__Work to be completed__
Check each line of the records below and collect those holding "Vorlauf".

--- Entries ---

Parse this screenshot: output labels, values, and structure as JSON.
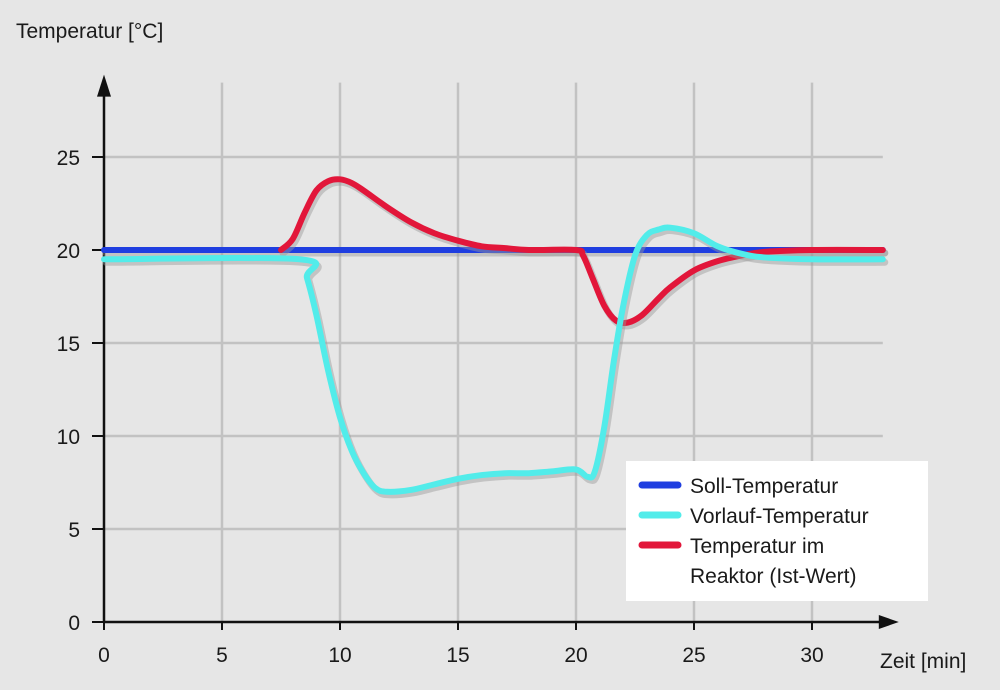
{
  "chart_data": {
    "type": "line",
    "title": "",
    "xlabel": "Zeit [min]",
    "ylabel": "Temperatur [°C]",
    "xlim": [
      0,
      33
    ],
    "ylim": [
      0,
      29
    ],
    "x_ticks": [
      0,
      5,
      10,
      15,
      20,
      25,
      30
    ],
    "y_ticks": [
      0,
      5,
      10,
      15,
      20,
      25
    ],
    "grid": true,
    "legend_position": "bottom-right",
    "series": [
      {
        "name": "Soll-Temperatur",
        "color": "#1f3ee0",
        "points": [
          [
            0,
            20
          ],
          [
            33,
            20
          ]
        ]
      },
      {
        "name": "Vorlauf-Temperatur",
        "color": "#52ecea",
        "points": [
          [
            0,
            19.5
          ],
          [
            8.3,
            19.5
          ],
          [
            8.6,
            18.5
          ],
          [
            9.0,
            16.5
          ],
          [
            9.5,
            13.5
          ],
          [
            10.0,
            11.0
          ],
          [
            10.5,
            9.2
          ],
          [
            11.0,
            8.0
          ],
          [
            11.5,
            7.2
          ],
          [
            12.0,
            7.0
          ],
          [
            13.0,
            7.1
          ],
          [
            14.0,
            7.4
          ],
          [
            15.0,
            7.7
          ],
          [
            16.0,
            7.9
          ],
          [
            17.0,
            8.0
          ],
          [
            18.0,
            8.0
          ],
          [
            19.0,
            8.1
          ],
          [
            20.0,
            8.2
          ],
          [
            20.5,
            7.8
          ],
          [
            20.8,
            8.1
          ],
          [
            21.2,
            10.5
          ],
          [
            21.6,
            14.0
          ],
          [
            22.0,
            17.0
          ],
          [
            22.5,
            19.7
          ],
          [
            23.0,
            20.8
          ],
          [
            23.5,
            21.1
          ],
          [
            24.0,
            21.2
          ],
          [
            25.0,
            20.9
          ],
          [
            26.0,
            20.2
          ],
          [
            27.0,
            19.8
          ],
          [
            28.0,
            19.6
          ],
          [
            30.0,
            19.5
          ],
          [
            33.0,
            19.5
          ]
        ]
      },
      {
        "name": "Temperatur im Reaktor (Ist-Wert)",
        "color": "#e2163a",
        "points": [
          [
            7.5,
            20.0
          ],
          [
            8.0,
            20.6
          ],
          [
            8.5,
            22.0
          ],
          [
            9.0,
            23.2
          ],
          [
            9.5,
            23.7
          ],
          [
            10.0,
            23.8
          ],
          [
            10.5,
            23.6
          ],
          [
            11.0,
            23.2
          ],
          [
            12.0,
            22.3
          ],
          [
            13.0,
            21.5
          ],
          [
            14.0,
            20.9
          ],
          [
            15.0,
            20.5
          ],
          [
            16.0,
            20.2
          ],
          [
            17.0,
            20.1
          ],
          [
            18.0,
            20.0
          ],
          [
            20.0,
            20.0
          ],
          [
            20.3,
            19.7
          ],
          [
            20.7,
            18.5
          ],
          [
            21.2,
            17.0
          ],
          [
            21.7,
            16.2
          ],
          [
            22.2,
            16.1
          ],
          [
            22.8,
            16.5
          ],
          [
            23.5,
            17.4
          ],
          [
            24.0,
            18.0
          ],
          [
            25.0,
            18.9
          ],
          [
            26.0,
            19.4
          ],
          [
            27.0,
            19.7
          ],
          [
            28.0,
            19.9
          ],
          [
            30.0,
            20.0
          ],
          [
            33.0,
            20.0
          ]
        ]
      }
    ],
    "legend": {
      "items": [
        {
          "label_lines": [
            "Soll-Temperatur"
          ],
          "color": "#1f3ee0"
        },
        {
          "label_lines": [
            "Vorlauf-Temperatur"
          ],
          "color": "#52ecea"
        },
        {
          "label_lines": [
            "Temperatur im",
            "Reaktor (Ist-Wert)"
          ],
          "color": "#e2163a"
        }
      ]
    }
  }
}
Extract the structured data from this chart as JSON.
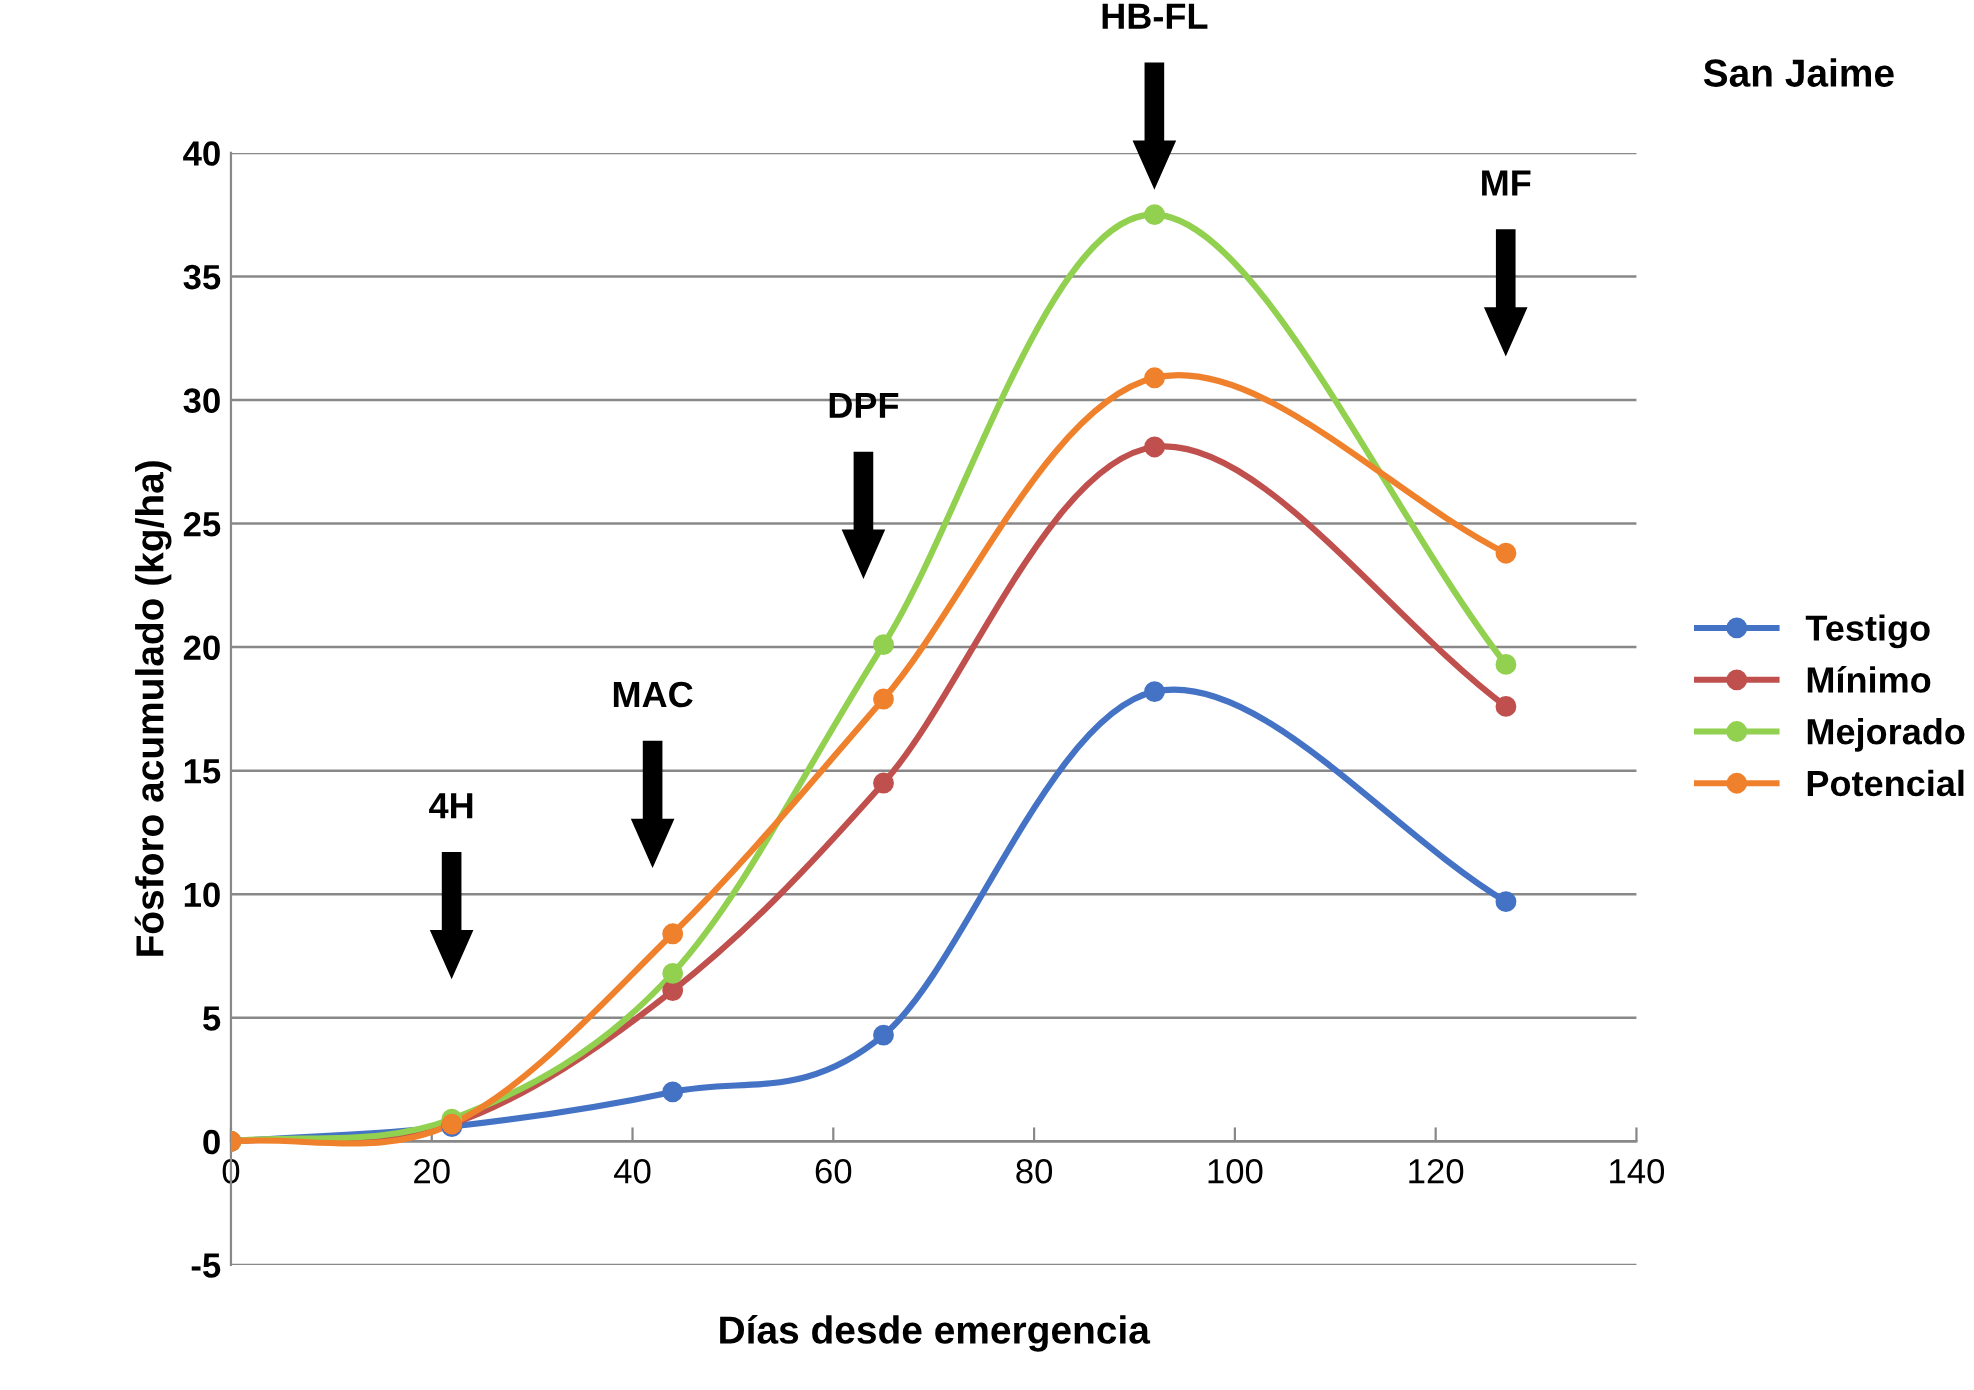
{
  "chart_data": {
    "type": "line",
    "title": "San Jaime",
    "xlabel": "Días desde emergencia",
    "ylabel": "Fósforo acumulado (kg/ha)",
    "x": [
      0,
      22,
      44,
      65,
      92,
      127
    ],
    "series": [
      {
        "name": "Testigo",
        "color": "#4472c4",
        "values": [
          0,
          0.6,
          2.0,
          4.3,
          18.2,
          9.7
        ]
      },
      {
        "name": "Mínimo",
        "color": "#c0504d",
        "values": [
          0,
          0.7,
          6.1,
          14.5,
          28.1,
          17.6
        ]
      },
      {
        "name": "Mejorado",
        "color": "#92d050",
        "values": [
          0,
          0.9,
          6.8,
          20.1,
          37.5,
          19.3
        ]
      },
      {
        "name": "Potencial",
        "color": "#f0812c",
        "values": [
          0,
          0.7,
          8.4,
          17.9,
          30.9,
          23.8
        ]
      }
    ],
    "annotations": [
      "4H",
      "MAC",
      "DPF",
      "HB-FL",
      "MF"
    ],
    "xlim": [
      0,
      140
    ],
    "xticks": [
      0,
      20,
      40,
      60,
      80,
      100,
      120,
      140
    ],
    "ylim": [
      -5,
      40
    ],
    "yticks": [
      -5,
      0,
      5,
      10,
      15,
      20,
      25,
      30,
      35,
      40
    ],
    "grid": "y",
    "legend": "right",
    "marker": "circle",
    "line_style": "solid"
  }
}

---

__Result__
        "name": "Vorlauf-Temperatur",
            "Vorlauf-Temperatur"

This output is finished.